(Data entries)
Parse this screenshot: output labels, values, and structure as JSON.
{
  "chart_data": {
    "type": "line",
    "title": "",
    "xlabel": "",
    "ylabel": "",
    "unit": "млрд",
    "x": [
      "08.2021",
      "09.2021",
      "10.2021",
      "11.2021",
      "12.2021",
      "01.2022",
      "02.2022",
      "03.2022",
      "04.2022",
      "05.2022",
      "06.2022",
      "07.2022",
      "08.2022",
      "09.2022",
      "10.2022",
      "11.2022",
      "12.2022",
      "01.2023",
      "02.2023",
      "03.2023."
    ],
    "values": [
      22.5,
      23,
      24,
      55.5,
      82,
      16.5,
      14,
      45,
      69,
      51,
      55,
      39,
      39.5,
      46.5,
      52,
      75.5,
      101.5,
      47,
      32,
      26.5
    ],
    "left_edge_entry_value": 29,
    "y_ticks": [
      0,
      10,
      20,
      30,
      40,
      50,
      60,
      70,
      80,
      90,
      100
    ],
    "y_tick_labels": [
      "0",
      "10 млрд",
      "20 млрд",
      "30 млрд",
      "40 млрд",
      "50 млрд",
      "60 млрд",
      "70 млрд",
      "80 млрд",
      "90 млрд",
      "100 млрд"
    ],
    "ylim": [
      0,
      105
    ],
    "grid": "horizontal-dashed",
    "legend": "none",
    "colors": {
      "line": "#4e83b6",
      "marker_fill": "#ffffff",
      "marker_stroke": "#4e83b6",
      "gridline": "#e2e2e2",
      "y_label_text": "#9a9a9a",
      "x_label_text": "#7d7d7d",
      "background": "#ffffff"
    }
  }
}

The task → Please reproduce all of the entries exactly as they stand.

Output below →
Parse this screenshot: output labels, values, and structure as JSON.
{
  "chart_data": {
    "type": "line",
    "title": "",
    "xlabel": "",
    "ylabel": "",
    "unit": "млрд",
    "x": [
      "08.2021",
      "09.2021",
      "10.2021",
      "11.2021",
      "12.2021",
      "01.2022",
      "02.2022",
      "03.2022",
      "04.2022",
      "05.2022",
      "06.2022",
      "07.2022",
      "08.2022",
      "09.2022",
      "10.2022",
      "11.2022",
      "12.2022",
      "01.2023",
      "02.2023",
      "03.2023."
    ],
    "values": [
      22.5,
      23,
      24,
      55.5,
      82,
      16.5,
      14,
      45,
      69,
      51,
      55,
      39,
      39.5,
      46.5,
      52,
      75.5,
      101.5,
      47,
      32,
      26.5
    ],
    "left_edge_entry_value": 29,
    "y_ticks": [
      0,
      10,
      20,
      30,
      40,
      50,
      60,
      70,
      80,
      90,
      100
    ],
    "y_tick_labels": [
      "0",
      "10 млрд",
      "20 млрд",
      "30 млрд",
      "40 млрд",
      "50 млрд",
      "60 млрд",
      "70 млрд",
      "80 млрд",
      "90 млрд",
      "100 млрд"
    ],
    "ylim": [
      0,
      105
    ],
    "grid": "horizontal-dashed",
    "legend": "none",
    "colors": {
      "line": "#4e83b6",
      "marker_fill": "#ffffff",
      "marker_stroke": "#4e83b6",
      "gridline": "#e2e2e2",
      "y_label_text": "#9a9a9a",
      "x_label_text": "#7d7d7d",
      "background": "#ffffff"
    }
  }
}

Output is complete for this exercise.